>> Start Data lines

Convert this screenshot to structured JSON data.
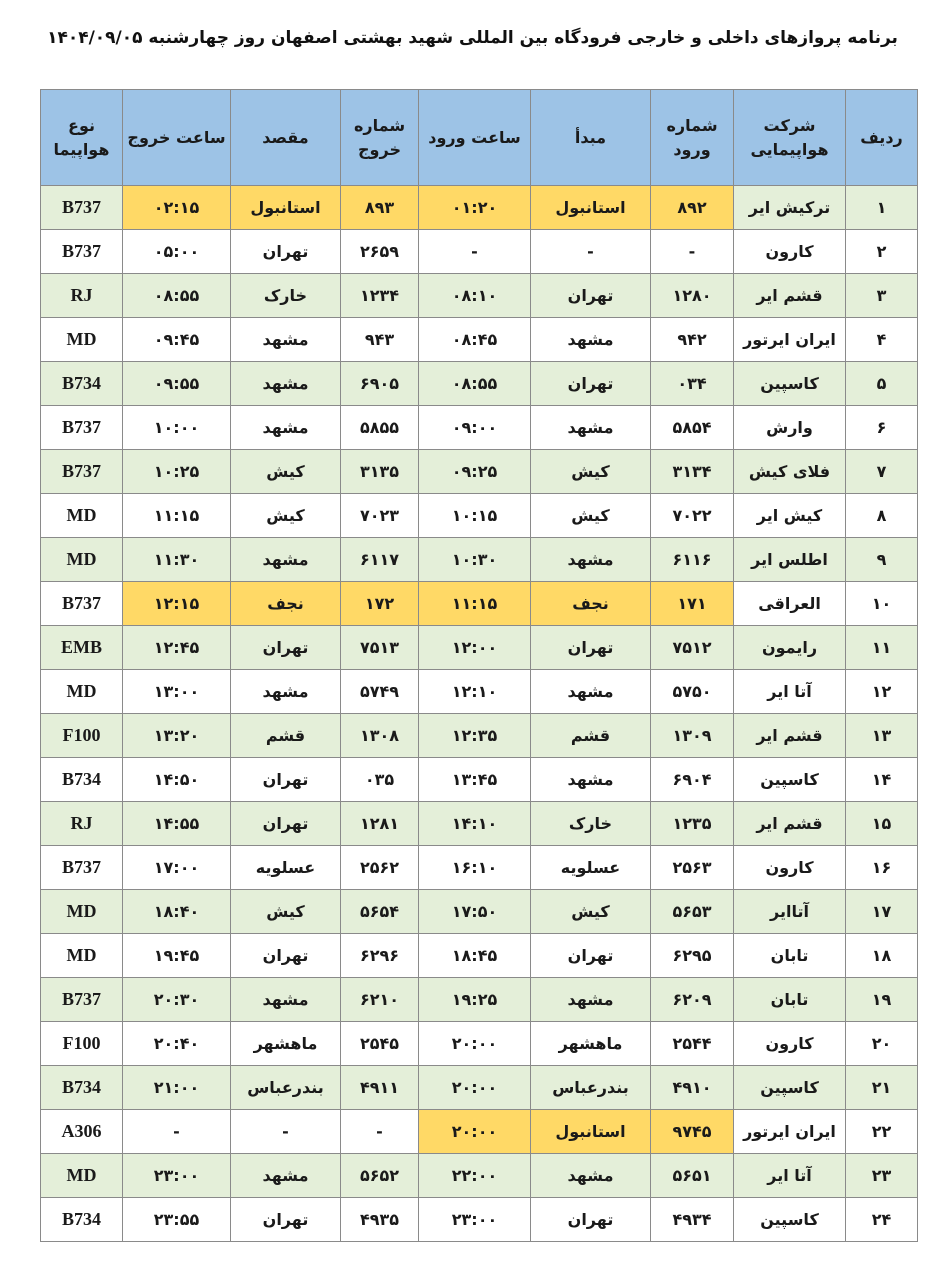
{
  "header": {
    "title": "برنامه پروازهای داخلی و خارجی فرودگاه بین المللی شهید بهشتی اصفهان روز چهارشنبه ۱۴۰۴/۰۹/۰۵"
  },
  "table": {
    "columns": [
      "ردیف",
      "شرکت هواپیمایی",
      "شماره ورود",
      "مبدأ",
      "ساعت ورود",
      "شماره خروج",
      "مقصد",
      "ساعت خروج",
      "نوع هواپیما"
    ],
    "header_color": "#9dc3e6",
    "row_colors": [
      "#e4efd9",
      "#ffffff"
    ],
    "highlight_color": "#ffd966",
    "rows": [
      [
        "۱",
        "ترکیش ایر",
        "۸۹۲",
        "استانبول",
        "۰۱:۲۰",
        "۸۹۳",
        "استانبول",
        "۰۲:۱۵",
        "B737"
      ],
      [
        "۲",
        "کارون",
        "-",
        "-",
        "-",
        "۲۶۵۹",
        "تهران",
        "۰۵:۰۰",
        "B737"
      ],
      [
        "۳",
        "قشم ایر",
        "۱۲۸۰",
        "تهران",
        "۰۸:۱۰",
        "۱۲۳۴",
        "خارک",
        "۰۸:۵۵",
        "RJ"
      ],
      [
        "۴",
        "ایران ایرتور",
        "۹۴۲",
        "مشهد",
        "۰۸:۴۵",
        "۹۴۳",
        "مشهد",
        "۰۹:۴۵",
        "MD"
      ],
      [
        "۵",
        "کاسپین",
        "۰۳۴",
        "تهران",
        "۰۸:۵۵",
        "۶۹۰۵",
        "مشهد",
        "۰۹:۵۵",
        "B734"
      ],
      [
        "۶",
        "وارش",
        "۵۸۵۴",
        "مشهد",
        "۰۹:۰۰",
        "۵۸۵۵",
        "مشهد",
        "۱۰:۰۰",
        "B737"
      ],
      [
        "۷",
        "فلای کیش",
        "۳۱۳۴",
        "کیش",
        "۰۹:۲۵",
        "۳۱۳۵",
        "کیش",
        "۱۰:۲۵",
        "B737"
      ],
      [
        "۸",
        "کیش ایر",
        "۷۰۲۲",
        "کیش",
        "۱۰:۱۵",
        "۷۰۲۳",
        "کیش",
        "۱۱:۱۵",
        "MD"
      ],
      [
        "۹",
        "اطلس ایر",
        "۶۱۱۶",
        "مشهد",
        "۱۰:۳۰",
        "۶۱۱۷",
        "مشهد",
        "۱۱:۳۰",
        "MD"
      ],
      [
        "۱۰",
        "العراقی",
        "۱۷۱",
        "نجف",
        "۱۱:۱۵",
        "۱۷۲",
        "نجف",
        "۱۲:۱۵",
        "B737"
      ],
      [
        "۱۱",
        "رایمون",
        "۷۵۱۲",
        "تهران",
        "۱۲:۰۰",
        "۷۵۱۳",
        "تهران",
        "۱۲:۴۵",
        "EMB"
      ],
      [
        "۱۲",
        "آتا ایر",
        "۵۷۵۰",
        "مشهد",
        "۱۲:۱۰",
        "۵۷۴۹",
        "مشهد",
        "۱۳:۰۰",
        "MD"
      ],
      [
        "۱۳",
        "قشم ایر",
        "۱۳۰۹",
        "قشم",
        "۱۲:۳۵",
        "۱۳۰۸",
        "قشم",
        "۱۳:۲۰",
        "F100"
      ],
      [
        "۱۴",
        "کاسپین",
        "۶۹۰۴",
        "مشهد",
        "۱۳:۴۵",
        "۰۳۵",
        "تهران",
        "۱۴:۵۰",
        "B734"
      ],
      [
        "۱۵",
        "قشم ایر",
        "۱۲۳۵",
        "خارک",
        "۱۴:۱۰",
        "۱۲۸۱",
        "تهران",
        "۱۴:۵۵",
        "RJ"
      ],
      [
        "۱۶",
        "کارون",
        "۲۵۶۳",
        "عسلویه",
        "۱۶:۱۰",
        "۲۵۶۲",
        "عسلویه",
        "۱۷:۰۰",
        "B737"
      ],
      [
        "۱۷",
        "آتاایر",
        "۵۶۵۳",
        "کیش",
        "۱۷:۵۰",
        "۵۶۵۴",
        "کیش",
        "۱۸:۴۰",
        "MD"
      ],
      [
        "۱۸",
        "تابان",
        "۶۲۹۵",
        "تهران",
        "۱۸:۴۵",
        "۶۲۹۶",
        "تهران",
        "۱۹:۴۵",
        "MD"
      ],
      [
        "۱۹",
        "تابان",
        "۶۲۰۹",
        "مشهد",
        "۱۹:۲۵",
        "۶۲۱۰",
        "مشهد",
        "۲۰:۳۰",
        "B737"
      ],
      [
        "۲۰",
        "کارون",
        "۲۵۴۴",
        "ماهشهر",
        "۲۰:۰۰",
        "۲۵۴۵",
        "ماهشهر",
        "۲۰:۴۰",
        "F100"
      ],
      [
        "۲۱",
        "کاسپین",
        "۴۹۱۰",
        "بندرعباس",
        "۲۰:۰۰",
        "۴۹۱۱",
        "بندرعباس",
        "۲۱:۰۰",
        "B734"
      ],
      [
        "۲۲",
        "ایران ایرتور",
        "۹۷۴۵",
        "استانبول",
        "۲۰:۰۰",
        "-",
        "-",
        "-",
        "A306"
      ],
      [
        "۲۳",
        "آتا ایر",
        "۵۶۵۱",
        "مشهد",
        "۲۲:۰۰",
        "۵۶۵۲",
        "مشهد",
        "۲۳:۰۰",
        "MD"
      ],
      [
        "۲۴",
        "کاسپین",
        "۴۹۳۴",
        "تهران",
        "۲۳:۰۰",
        "۴۹۳۵",
        "تهران",
        "۲۳:۵۵",
        "B734"
      ]
    ],
    "highlighted_cells": {
      "0": [
        2,
        3,
        4,
        5,
        6,
        7
      ],
      "9": [
        2,
        3,
        4,
        5,
        6,
        7
      ],
      "21": [
        2,
        3,
        4
      ]
    }
  }
}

>> End Data lines

Reproduce the whole listing word for word, setting aside any pictures.

Convert this screenshot to structured JSON data.
{
  "header": {
    "title": "برنامه پروازهای داخلی و خارجی فرودگاه بین المللی شهید بهشتی اصفهان روز چهارشنبه ۱۴۰۴/۰۹/۰۵"
  },
  "table": {
    "columns": [
      "ردیف",
      "شرکت هواپیمایی",
      "شماره ورود",
      "مبدأ",
      "ساعت ورود",
      "شماره خروج",
      "مقصد",
      "ساعت خروج",
      "نوع هواپیما"
    ],
    "header_color": "#9dc3e6",
    "row_colors": [
      "#e4efd9",
      "#ffffff"
    ],
    "highlight_color": "#ffd966",
    "rows": [
      [
        "۱",
        "ترکیش ایر",
        "۸۹۲",
        "استانبول",
        "۰۱:۲۰",
        "۸۹۳",
        "استانبول",
        "۰۲:۱۵",
        "B737"
      ],
      [
        "۲",
        "کارون",
        "-",
        "-",
        "-",
        "۲۶۵۹",
        "تهران",
        "۰۵:۰۰",
        "B737"
      ],
      [
        "۳",
        "قشم ایر",
        "۱۲۸۰",
        "تهران",
        "۰۸:۱۰",
        "۱۲۳۴",
        "خارک",
        "۰۸:۵۵",
        "RJ"
      ],
      [
        "۴",
        "ایران ایرتور",
        "۹۴۲",
        "مشهد",
        "۰۸:۴۵",
        "۹۴۳",
        "مشهد",
        "۰۹:۴۵",
        "MD"
      ],
      [
        "۵",
        "کاسپین",
        "۰۳۴",
        "تهران",
        "۰۸:۵۵",
        "۶۹۰۵",
        "مشهد",
        "۰۹:۵۵",
        "B734"
      ],
      [
        "۶",
        "وارش",
        "۵۸۵۴",
        "مشهد",
        "۰۹:۰۰",
        "۵۸۵۵",
        "مشهد",
        "۱۰:۰۰",
        "B737"
      ],
      [
        "۷",
        "فلای کیش",
        "۳۱۳۴",
        "کیش",
        "۰۹:۲۵",
        "۳۱۳۵",
        "کیش",
        "۱۰:۲۵",
        "B737"
      ],
      [
        "۸",
        "کیش ایر",
        "۷۰۲۲",
        "کیش",
        "۱۰:۱۵",
        "۷۰۲۳",
        "کیش",
        "۱۱:۱۵",
        "MD"
      ],
      [
        "۹",
        "اطلس ایر",
        "۶۱۱۶",
        "مشهد",
        "۱۰:۳۰",
        "۶۱۱۷",
        "مشهد",
        "۱۱:۳۰",
        "MD"
      ],
      [
        "۱۰",
        "العراقی",
        "۱۷۱",
        "نجف",
        "۱۱:۱۵",
        "۱۷۲",
        "نجف",
        "۱۲:۱۵",
        "B737"
      ],
      [
        "۱۱",
        "رایمون",
        "۷۵۱۲",
        "تهران",
        "۱۲:۰۰",
        "۷۵۱۳",
        "تهران",
        "۱۲:۴۵",
        "EMB"
      ],
      [
        "۱۲",
        "آتا ایر",
        "۵۷۵۰",
        "مشهد",
        "۱۲:۱۰",
        "۵۷۴۹",
        "مشهد",
        "۱۳:۰۰",
        "MD"
      ],
      [
        "۱۳",
        "قشم ایر",
        "۱۳۰۹",
        "قشم",
        "۱۲:۳۵",
        "۱۳۰۸",
        "قشم",
        "۱۳:۲۰",
        "F100"
      ],
      [
        "۱۴",
        "کاسپین",
        "۶۹۰۴",
        "مشهد",
        "۱۳:۴۵",
        "۰۳۵",
        "تهران",
        "۱۴:۵۰",
        "B734"
      ],
      [
        "۱۵",
        "قشم ایر",
        "۱۲۳۵",
        "خارک",
        "۱۴:۱۰",
        "۱۲۸۱",
        "تهران",
        "۱۴:۵۵",
        "RJ"
      ],
      [
        "۱۶",
        "کارون",
        "۲۵۶۳",
        "عسلویه",
        "۱۶:۱۰",
        "۲۵۶۲",
        "عسلویه",
        "۱۷:۰۰",
        "B737"
      ],
      [
        "۱۷",
        "آتاایر",
        "۵۶۵۳",
        "کیش",
        "۱۷:۵۰",
        "۵۶۵۴",
        "کیش",
        "۱۸:۴۰",
        "MD"
      ],
      [
        "۱۸",
        "تابان",
        "۶۲۹۵",
        "تهران",
        "۱۸:۴۵",
        "۶۲۹۶",
        "تهران",
        "۱۹:۴۵",
        "MD"
      ],
      [
        "۱۹",
        "تابان",
        "۶۲۰۹",
        "مشهد",
        "۱۹:۲۵",
        "۶۲۱۰",
        "مشهد",
        "۲۰:۳۰",
        "B737"
      ],
      [
        "۲۰",
        "کارون",
        "۲۵۴۴",
        "ماهشهر",
        "۲۰:۰۰",
        "۲۵۴۵",
        "ماهشهر",
        "۲۰:۴۰",
        "F100"
      ],
      [
        "۲۱",
        "کاسپین",
        "۴۹۱۰",
        "بندرعباس",
        "۲۰:۰۰",
        "۴۹۱۱",
        "بندرعباس",
        "۲۱:۰۰",
        "B734"
      ],
      [
        "۲۲",
        "ایران ایرتور",
        "۹۷۴۵",
        "استانبول",
        "۲۰:۰۰",
        "-",
        "-",
        "-",
        "A306"
      ],
      [
        "۲۳",
        "آتا ایر",
        "۵۶۵۱",
        "مشهد",
        "۲۲:۰۰",
        "۵۶۵۲",
        "مشهد",
        "۲۳:۰۰",
        "MD"
      ],
      [
        "۲۴",
        "کاسپین",
        "۴۹۳۴",
        "تهران",
        "۲۳:۰۰",
        "۴۹۳۵",
        "تهران",
        "۲۳:۵۵",
        "B734"
      ]
    ],
    "highlighted_cells": {
      "0": [
        2,
        3,
        4,
        5,
        6,
        7
      ],
      "9": [
        2,
        3,
        4,
        5,
        6,
        7
      ],
      "21": [
        2,
        3,
        4
      ]
    }
  }
}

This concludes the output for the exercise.